Output the full listing below exactly, without the pictures.
○ ○ ○ ○
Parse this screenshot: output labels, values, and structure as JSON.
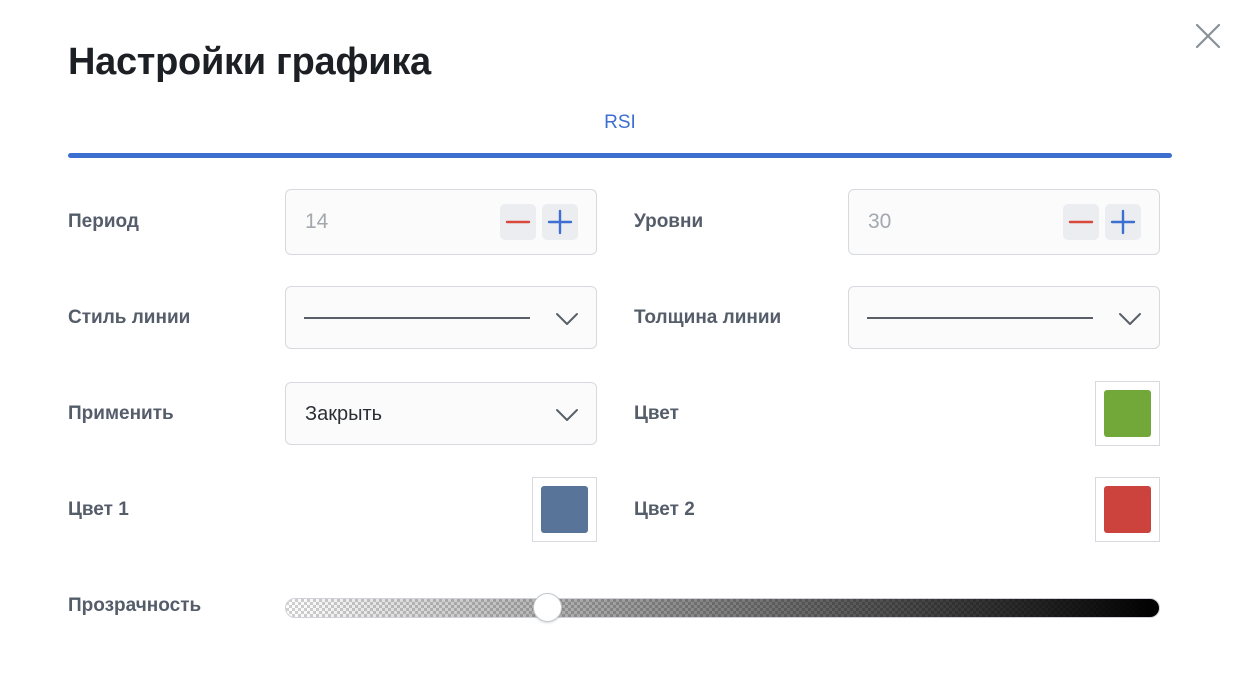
{
  "dialog": {
    "title": "Настройки графика",
    "close_icon": "close-icon"
  },
  "tabs": [
    {
      "label": "RSI",
      "active": true
    }
  ],
  "fields": {
    "period": {
      "label": "Период",
      "value": "14",
      "decrement_icon": "minus-icon",
      "increment_icon": "plus-icon"
    },
    "levels": {
      "label": "Уровни",
      "value": "30",
      "decrement_icon": "minus-icon",
      "increment_icon": "plus-icon"
    },
    "line_style": {
      "label": "Стиль линии",
      "selected": "solid",
      "dropdown_icon": "chevron-down-icon"
    },
    "line_width": {
      "label": "Толщина линии",
      "selected": "thin",
      "dropdown_icon": "chevron-down-icon"
    },
    "apply_to": {
      "label": "Применить",
      "selected": "Закрыть",
      "dropdown_icon": "chevron-down-icon"
    },
    "color": {
      "label": "Цвет",
      "value": "#72a83a"
    },
    "color1": {
      "label": "Цвет 1",
      "value": "#587498"
    },
    "color2": {
      "label": "Цвет 2",
      "value": "#cc433e"
    },
    "transparency": {
      "label": "Прозрачность",
      "value_fraction": 0.3
    }
  },
  "colors": {
    "accent": "#3d6fd1",
    "minus": "#d8483d",
    "plus": "#3d6fd1",
    "text_muted": "#545d69"
  }
}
○ ○ ○ ○
TASK SOLUTION:
Parse this screenshot: output labels, values, and structure as JSON.
{
  "dialog": {
    "title": "Настройки графика",
    "close_icon": "close-icon"
  },
  "tabs": [
    {
      "label": "RSI",
      "active": true
    }
  ],
  "fields": {
    "period": {
      "label": "Период",
      "value": "14",
      "decrement_icon": "minus-icon",
      "increment_icon": "plus-icon"
    },
    "levels": {
      "label": "Уровни",
      "value": "30",
      "decrement_icon": "minus-icon",
      "increment_icon": "plus-icon"
    },
    "line_style": {
      "label": "Стиль линии",
      "selected": "solid",
      "dropdown_icon": "chevron-down-icon"
    },
    "line_width": {
      "label": "Толщина линии",
      "selected": "thin",
      "dropdown_icon": "chevron-down-icon"
    },
    "apply_to": {
      "label": "Применить",
      "selected": "Закрыть",
      "dropdown_icon": "chevron-down-icon"
    },
    "color": {
      "label": "Цвет",
      "value": "#72a83a"
    },
    "color1": {
      "label": "Цвет 1",
      "value": "#587498"
    },
    "color2": {
      "label": "Цвет 2",
      "value": "#cc433e"
    },
    "transparency": {
      "label": "Прозрачность",
      "value_fraction": 0.3
    }
  },
  "colors": {
    "accent": "#3d6fd1",
    "minus": "#d8483d",
    "plus": "#3d6fd1",
    "text_muted": "#545d69"
  }
}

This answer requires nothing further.